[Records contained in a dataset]
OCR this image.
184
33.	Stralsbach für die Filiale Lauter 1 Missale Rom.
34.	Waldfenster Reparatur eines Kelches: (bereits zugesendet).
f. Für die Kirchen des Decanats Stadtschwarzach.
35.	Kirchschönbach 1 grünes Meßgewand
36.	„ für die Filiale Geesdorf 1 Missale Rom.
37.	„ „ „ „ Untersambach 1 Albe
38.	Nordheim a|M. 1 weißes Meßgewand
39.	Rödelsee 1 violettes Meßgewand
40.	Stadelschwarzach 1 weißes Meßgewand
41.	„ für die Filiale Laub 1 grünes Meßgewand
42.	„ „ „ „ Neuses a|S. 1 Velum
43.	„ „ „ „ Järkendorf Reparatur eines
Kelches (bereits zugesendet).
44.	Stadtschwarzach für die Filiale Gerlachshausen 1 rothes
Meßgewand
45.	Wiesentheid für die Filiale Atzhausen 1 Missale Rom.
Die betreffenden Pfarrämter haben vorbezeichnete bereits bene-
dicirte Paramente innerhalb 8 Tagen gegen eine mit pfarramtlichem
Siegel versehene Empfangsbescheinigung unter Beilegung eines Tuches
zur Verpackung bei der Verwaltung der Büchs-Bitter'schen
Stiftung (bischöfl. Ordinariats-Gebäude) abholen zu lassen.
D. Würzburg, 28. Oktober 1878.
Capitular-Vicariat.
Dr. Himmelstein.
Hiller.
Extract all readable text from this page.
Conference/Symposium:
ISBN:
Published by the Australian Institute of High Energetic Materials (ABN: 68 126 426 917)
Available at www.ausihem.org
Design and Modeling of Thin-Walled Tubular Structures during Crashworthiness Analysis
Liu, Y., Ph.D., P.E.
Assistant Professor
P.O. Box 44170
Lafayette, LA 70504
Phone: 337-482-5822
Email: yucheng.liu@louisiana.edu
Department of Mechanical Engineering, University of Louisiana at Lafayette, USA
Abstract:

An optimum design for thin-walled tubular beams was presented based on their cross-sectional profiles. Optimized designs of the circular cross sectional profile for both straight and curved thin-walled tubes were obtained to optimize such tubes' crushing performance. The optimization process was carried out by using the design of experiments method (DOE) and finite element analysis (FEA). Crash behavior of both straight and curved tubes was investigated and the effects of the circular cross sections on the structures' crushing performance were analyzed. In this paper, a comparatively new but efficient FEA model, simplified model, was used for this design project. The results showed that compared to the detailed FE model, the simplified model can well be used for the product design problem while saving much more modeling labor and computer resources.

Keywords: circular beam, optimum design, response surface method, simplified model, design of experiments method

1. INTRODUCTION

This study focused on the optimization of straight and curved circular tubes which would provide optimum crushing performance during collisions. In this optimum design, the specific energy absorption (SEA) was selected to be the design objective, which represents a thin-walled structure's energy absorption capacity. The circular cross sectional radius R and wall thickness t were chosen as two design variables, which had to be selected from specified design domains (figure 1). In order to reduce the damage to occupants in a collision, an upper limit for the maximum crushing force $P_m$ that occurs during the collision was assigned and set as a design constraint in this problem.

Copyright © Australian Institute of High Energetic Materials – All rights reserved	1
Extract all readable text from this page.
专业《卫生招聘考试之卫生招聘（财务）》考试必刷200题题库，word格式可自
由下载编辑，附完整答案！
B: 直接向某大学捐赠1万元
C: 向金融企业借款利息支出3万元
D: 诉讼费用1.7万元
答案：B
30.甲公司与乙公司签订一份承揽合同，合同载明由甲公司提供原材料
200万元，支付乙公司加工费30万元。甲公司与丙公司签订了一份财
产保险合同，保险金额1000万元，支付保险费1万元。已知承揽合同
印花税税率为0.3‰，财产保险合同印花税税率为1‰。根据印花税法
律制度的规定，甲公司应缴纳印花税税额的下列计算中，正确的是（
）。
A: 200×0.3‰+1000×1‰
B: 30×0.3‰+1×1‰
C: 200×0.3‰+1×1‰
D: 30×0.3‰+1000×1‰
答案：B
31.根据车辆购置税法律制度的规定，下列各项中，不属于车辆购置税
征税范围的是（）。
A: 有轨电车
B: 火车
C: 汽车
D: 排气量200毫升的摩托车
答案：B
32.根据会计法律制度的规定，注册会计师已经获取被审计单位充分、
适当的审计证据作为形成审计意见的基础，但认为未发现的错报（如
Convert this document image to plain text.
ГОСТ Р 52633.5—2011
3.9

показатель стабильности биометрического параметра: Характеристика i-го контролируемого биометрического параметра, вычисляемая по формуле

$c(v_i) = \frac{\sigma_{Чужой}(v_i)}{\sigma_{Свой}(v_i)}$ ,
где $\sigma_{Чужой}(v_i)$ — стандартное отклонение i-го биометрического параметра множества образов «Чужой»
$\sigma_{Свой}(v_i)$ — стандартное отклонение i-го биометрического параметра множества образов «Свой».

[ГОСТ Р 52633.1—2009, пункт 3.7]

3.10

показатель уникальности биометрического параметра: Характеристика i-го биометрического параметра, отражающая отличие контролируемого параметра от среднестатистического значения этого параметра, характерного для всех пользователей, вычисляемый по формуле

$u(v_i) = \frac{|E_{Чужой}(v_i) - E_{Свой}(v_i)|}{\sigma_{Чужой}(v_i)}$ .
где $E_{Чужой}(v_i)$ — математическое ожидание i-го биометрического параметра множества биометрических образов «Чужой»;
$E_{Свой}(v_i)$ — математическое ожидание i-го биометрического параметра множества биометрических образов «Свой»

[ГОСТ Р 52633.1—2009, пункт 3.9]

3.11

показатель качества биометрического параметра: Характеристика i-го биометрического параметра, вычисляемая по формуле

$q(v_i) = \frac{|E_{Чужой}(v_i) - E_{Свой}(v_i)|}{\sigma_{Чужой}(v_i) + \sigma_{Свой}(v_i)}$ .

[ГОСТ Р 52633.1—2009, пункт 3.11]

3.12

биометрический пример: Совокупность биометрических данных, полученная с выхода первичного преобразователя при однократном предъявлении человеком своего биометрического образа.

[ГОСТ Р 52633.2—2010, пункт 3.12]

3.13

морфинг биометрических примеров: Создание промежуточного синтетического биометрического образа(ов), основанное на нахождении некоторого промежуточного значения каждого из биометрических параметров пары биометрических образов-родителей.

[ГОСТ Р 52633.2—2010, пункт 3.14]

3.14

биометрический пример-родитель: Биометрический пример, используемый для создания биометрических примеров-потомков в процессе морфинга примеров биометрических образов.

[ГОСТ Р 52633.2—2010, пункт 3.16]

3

__Request__: Reproduce each line holding the word "optimization".

__Response to this exercise__:
An optimum design for thin-walled tubular beams was presented based on their cross-sectional profiles. Optimized designs of the circular cross sectional profile for both straight and curved thin-walled tubes were obtained to optimize such tubes' crushing performance. The optimization process was carried out by using the design of experiments method (DOE) and finite element analysis (FEA). Crash behavior of both straight and curved tubes was investigated and the effects of the circular cross sections on the structures' crushing performance were analyzed. In this paper, a comparatively new but efficient FEA model, simplified model, was used for this design project. The results showed that compared to the detailed FE model, the simplified model can well be used for the product design problem while saving much more modeling labor and computer resources.
This study focused on the optimization of straight and curved circular tubes which would provide optimum crushing performance during collisions. In this optimum design, the specific energy absorption (SEA) was selected to be the design objective, which represents a thin-walled structure's energy absorption capacity. The circular cross sectional radius R and wall thickness t were chosen as two design variables, which had to be selected from specified design domains (figure 1). In order to reduce the damage to occupants in a collision, an upper limit for the maximum crushing force $P_m$ that occurs during the collision was assigned and set as a design constraint in this problem.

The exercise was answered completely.